## WRITTEN REQUEST
Set down each entry from the block beneath, exactly as written.

Start SUPPLIED DATA

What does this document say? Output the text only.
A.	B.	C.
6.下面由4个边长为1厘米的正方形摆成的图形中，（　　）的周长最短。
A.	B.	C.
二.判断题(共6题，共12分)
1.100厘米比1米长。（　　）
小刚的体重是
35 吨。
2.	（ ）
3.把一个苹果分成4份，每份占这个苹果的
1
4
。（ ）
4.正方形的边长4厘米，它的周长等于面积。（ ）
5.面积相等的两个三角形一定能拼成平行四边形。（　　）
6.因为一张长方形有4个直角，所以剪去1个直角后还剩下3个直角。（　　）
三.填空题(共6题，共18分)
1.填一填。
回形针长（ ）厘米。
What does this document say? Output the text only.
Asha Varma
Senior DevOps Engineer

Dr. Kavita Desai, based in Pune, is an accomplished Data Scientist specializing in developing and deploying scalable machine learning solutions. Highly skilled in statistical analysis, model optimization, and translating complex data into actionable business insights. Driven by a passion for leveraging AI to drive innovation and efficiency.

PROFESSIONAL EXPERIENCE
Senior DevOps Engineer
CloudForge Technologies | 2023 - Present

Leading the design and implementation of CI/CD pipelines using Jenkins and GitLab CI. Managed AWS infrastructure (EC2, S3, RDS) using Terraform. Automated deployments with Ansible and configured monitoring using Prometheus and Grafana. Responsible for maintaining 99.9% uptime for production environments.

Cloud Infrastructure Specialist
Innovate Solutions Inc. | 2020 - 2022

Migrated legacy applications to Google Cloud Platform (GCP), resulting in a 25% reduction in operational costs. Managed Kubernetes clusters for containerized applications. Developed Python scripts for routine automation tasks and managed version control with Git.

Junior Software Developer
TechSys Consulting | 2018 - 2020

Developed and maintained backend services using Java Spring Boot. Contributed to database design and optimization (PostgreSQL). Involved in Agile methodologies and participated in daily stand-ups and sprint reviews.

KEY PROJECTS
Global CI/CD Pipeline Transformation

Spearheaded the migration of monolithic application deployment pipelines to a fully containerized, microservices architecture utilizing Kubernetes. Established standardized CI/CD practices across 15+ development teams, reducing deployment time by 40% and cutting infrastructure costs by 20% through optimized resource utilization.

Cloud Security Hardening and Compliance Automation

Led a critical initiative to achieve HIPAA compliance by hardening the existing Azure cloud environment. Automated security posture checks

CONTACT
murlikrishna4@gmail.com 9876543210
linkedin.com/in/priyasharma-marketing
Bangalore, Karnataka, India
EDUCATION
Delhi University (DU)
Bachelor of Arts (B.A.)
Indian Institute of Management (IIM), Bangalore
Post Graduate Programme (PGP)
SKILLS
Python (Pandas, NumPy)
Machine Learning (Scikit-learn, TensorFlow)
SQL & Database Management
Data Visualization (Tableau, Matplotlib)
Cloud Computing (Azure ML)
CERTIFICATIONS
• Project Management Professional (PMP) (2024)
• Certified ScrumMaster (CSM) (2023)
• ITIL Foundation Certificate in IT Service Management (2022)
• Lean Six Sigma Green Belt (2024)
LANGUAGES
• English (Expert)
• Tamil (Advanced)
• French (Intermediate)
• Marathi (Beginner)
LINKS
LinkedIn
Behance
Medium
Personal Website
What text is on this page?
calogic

End SUPPLIED DATA

## COMPLETE ANSWER
What does this document say? Output the text only.
A.	B.	C.
6.下面由4个边长为1厘米的正方形摆成的图形中，（　　）的周长最短。
A.	B.	C.
二.判断题(共6题，共12分)
1.100厘米比1米长。（　　）
小刚的体重是
35 吨。
2.	（ ）
3.把一个苹果分成4份，每份占这个苹果的
1
4
。（ ）
4.正方形的边长4厘米，它的周长等于面积。（ ）
5.面积相等的两个三角形一定能拼成平行四边形。（　　）
6.因为一张长方形有4个直角，所以剪去1个直角后还剩下3个直角。（　　）
三.填空题(共6题，共18分)
1.填一填。
回形针长（ ）厘米。
What does this document say? Output the text only.
Asha Varma
Senior DevOps Engineer

Dr. Kavita Desai, based in Pune, is an accomplished Data Scientist specializing in developing and deploying scalable machine learning solutions. Highly skilled in statistical analysis, model optimization, and translating complex data into actionable business insights. Driven by a passion for leveraging AI to drive innovation and efficiency.

PROFESSIONAL EXPERIENCE
Senior DevOps Engineer
CloudForge Technologies | 2023 - Present

Leading the design and implementation of CI/CD pipelines using Jenkins and GitLab CI. Managed AWS infrastructure (EC2, S3, RDS) using Terraform. Automated deployments with Ansible and configured monitoring using Prometheus and Grafana. Responsible for maintaining 99.9% uptime for production environments.

Cloud Infrastructure Specialist
Innovate Solutions Inc. | 2020 - 2022

Migrated legacy applications to Google Cloud Platform (GCP), resulting in a 25% reduction in operational costs. Managed Kubernetes clusters for containerized applications. Developed Python scripts for routine automation tasks and managed version control with Git.

Junior Software Developer
TechSys Consulting | 2018 - 2020

Developed and maintained backend services using Java Spring Boot. Contributed to database design and optimization (PostgreSQL). Involved in Agile methodologies and participated in daily stand-ups and sprint reviews.

KEY PROJECTS
Global CI/CD Pipeline Transformation

Spearheaded the migration of monolithic application deployment pipelines to a fully containerized, microservices architecture utilizing Kubernetes. Established standardized CI/CD practices across 15+ development teams, reducing deployment time by 40% and cutting infrastructure costs by 20% through optimized resource utilization.

Cloud Security Hardening and Compliance Automation

Led a critical initiative to achieve HIPAA compliance by hardening the existing Azure cloud environment. Automated security posture checks

CONTACT
murlikrishna4@gmail.com 9876543210
linkedin.com/in/priyasharma-marketing
Bangalore, Karnataka, India
EDUCATION
Delhi University (DU)
Bachelor of Arts (B.A.)
Indian Institute of Management (IIM), Bangalore
Post Graduate Programme (PGP)
SKILLS
Python (Pandas, NumPy)
Machine Learning (Scikit-learn, TensorFlow)
SQL & Database Management
Data Visualization (Tableau, Matplotlib)
Cloud Computing (Azure ML)
CERTIFICATIONS
• Project Management Professional (PMP) (2024)
• Certified ScrumMaster (CSM) (2023)
• ITIL Foundation Certificate in IT Service Management (2022)
• Lean Six Sigma Green Belt (2024)
LANGUAGES
• English (Expert)
• Tamil (Advanced)
• French (Intermediate)
• Marathi (Beginner)
LINKS
LinkedIn
Behance
Medium
Personal Website
What text is on this page?
calogic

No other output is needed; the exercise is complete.